::: Texto de la página :::

OPINIÓN

8-M: la batalla política

Las ministras de Igualdad y Derechos Sociales, Irene Montero e Ione Belarra, solas en la bancada del Gobierno. Detrás suya, aplausos a Cuca Gamarra de los diputados del PP.
Las ministras de Igualdad y Derechos Sociales, Irene Montero e Ione Belarra, solas en la bancada del Gobierno. Detrás suya, aplausos a Cuca Gamarra de los diputados del PP.
EFE/ Mariscal
Las ministras de Igualdad y Derechos Sociales, Irene Montero e Ione Belarra, solas en la bancada del Gobierno. Detrás suya, aplausos a Cuca Gamarra de los diputados del PP.

Los partidos políticos de Estados Unidos fueron, probablemente, los primeros en advertir, hace ya décadas, que convenía parcelar al electorado en sectores sociales para hacer campañas específicas que consiguieran atraer votos. Así, los dividieron por edades, clase social, nivel de estudios, lugar de residencia, profesión, religión o sexo. Hecha esa diferenciación, los cruzaron. Por ejemplo: hombres jubilados de clase media, católicos, con estudios medios, que viven en barrios de las afueras de grandes ciudades, y que fueron trabajadores manuales. ¿Qué pide alguien así en una campaña electoral? En España, ese trabajo sociológico y político es más reciente, pero ya está muy implantado en las salas de máquinas de los partidos políticos, para dirigir mensajes específicos.

En esta semana del 8-M, el objetivo del Gobierno de coalición ha sido el voto de las mujeres, con el compromiso de imponer la paridad por ley, aunque esa normativa ya estaba en el ordenamiento europeo y había que trasponerla a la legislación nacional. Pero todo sirve cuando la situación política se complica, y al presidente y a sus socios se les ha complicado mucho en las últimas semanas. Hace tres años, para atraer el apoyo femenino hacia PSOE y Unidas Podemos en vísperas de otro 8-M, el Ministerio de Igualdad forzó –y Moncloa aceptó que se forzase– acelerar la ley del ‘solo sí es sí’. Las consecuencias de aquella precipitación las conocemos ahora, en el entorno de un nuevo 8-M, con centenares de delincuentes sexuales que han conseguido reducir sus condenas –y hasta salir de prisión antes de tiempo– debido a esa norma.

La competencia electoral de los dos partidos que conforman el Gobierno ha provocado grandes tensiones entre las mujeres de ambas fuerzas políticas y entre las organizaciones feministas satélites de esos partidos. El intercambio de insultos no ha sido inusual cuando se referían a este asunto. Necesitan diferenciarse, porque en caso contrario serían una misma cosa. Para diferenciarse, a veces hay que exagerar, y las exageraciones tienden a derivar en discusiones virulentas. Cabe suponer que las cosas que unos y otros dicen contra sus socios en los mítines se matizarán mucho en los consejos de ministros. Lo contrario sería altamente preocupante.

Los derechos de la mujer son tan imprescindibles que no merecen un espectáculo como el que se ha dado desde las altas esferas del poder en los últimos meses. Las épocas electorales, como este año en España, no facilitan un debate social sosegado ni alejado del partidismo. Pero convertir la reivindicación feminista en un intercambio de descalificaciones entre las propias feministas no favorece en nada a la causa que se pretende defender.

:::

▶ [Aplica lo leído]
a. Según el artículo sobre el 8-M, ¿qué ley forzó a acelerar el Ministerio de Igualdad hace tres años?
b. Reproduce del artículo todo lo que va desde "La competencia electoral" hasta "sería altamente preocupante.".
Para responder, basta con el artículo.

::: Información :::

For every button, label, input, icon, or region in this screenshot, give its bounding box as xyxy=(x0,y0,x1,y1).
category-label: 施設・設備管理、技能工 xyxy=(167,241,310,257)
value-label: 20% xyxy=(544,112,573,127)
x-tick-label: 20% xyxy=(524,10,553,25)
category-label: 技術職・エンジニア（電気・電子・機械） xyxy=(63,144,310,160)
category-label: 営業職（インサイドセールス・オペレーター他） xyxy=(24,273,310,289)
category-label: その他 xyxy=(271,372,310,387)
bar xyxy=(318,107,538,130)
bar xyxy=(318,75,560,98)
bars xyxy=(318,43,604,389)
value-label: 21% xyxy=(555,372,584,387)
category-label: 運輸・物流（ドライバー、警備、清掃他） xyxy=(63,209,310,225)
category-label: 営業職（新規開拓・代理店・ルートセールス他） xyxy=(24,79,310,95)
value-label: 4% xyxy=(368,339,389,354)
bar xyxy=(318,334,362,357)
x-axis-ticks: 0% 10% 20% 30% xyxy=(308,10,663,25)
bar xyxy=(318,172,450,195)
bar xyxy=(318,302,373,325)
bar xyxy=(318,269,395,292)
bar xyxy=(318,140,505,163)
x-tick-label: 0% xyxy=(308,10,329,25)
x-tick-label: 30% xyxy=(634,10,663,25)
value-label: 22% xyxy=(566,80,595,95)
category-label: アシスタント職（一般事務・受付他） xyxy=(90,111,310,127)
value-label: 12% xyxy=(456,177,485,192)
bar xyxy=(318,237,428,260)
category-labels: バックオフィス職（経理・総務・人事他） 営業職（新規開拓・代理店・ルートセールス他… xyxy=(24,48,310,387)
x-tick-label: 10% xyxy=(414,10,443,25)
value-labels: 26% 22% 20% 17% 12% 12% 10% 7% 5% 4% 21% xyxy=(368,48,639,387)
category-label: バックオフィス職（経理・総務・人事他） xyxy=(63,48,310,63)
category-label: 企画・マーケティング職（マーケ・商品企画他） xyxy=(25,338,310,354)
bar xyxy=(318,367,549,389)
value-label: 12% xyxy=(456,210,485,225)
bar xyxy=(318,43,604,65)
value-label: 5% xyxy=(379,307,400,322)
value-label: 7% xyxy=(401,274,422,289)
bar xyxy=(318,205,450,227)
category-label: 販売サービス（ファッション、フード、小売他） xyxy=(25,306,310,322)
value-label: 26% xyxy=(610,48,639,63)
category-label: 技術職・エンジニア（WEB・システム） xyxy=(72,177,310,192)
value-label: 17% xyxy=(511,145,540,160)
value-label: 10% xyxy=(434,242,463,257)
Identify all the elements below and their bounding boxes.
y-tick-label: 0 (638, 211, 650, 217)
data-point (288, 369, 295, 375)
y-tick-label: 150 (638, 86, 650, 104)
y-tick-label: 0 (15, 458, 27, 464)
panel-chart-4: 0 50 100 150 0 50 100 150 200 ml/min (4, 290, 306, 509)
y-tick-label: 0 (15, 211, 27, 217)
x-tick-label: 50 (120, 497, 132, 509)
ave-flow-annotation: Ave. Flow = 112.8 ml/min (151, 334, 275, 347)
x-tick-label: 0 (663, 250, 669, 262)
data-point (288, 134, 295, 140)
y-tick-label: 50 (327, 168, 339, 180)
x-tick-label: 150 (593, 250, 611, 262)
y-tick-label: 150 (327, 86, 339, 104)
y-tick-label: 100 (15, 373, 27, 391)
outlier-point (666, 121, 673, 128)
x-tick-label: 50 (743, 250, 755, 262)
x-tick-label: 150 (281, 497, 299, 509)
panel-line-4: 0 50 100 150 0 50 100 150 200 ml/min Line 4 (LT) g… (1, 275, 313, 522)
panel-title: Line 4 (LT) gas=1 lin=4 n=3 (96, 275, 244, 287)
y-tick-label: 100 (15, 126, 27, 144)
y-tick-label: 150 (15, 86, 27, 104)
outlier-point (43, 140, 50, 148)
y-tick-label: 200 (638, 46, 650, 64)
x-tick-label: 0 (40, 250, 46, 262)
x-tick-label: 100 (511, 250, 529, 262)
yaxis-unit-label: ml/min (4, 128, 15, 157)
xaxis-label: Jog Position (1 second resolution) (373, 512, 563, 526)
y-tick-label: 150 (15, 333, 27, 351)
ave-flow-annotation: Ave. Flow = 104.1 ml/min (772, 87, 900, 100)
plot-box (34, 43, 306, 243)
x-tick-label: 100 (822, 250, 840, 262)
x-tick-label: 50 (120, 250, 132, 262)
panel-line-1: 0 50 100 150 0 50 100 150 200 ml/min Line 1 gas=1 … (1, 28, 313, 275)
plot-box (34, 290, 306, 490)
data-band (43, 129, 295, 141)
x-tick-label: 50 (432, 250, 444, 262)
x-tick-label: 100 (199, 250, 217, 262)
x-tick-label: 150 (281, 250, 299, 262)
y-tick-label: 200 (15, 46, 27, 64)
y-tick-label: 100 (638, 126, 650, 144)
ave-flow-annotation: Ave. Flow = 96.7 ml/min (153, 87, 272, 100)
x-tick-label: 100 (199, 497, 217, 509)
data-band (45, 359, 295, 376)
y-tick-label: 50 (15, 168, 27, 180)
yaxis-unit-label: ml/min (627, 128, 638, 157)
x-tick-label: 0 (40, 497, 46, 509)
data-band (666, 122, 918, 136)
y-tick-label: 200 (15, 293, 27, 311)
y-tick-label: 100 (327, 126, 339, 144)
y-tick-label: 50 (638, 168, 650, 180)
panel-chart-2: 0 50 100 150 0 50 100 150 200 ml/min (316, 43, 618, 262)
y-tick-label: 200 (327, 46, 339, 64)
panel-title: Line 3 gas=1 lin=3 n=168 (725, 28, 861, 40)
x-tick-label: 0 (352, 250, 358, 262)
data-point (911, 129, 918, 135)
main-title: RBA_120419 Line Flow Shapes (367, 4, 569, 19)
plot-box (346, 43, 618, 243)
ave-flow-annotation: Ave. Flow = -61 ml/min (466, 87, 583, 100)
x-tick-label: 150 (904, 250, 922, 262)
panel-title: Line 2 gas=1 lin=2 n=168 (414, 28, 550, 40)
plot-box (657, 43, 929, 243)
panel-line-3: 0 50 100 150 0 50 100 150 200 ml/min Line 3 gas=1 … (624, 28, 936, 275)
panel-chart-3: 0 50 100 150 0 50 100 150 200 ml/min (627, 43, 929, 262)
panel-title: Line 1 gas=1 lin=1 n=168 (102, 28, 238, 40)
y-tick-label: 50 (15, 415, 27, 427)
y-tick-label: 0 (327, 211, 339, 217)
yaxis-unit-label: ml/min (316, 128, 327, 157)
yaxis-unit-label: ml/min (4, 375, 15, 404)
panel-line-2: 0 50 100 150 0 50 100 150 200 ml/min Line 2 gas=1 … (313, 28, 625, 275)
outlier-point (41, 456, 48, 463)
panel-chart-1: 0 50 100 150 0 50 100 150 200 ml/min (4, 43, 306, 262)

:::

▶ [Soluciones por tarea]
a. La ley del ‘solo sí es sí’.

b.
La competencia electoral de los dos partidos que conforman el Gobierno ha provocado grandes tensiones entre las mujeres de ambas fuerzas políticas y entre las organizaciones feministas satélites de esos partidos. El intercambio de insultos no ha sido inusual cuando se referían a este asunto. Necesitan diferenciarse, porque en caso contrario serían una misma cosa. Para diferenciarse, a veces hay que exagerar, y las exageraciones tienden a derivar en discusiones virulentas. Cabe suponer que las cosas que unos y otros dicen contra sus socios en los mítines se matizarán mucho en los consejos de ministros. Lo contrario sería altamente preocupante.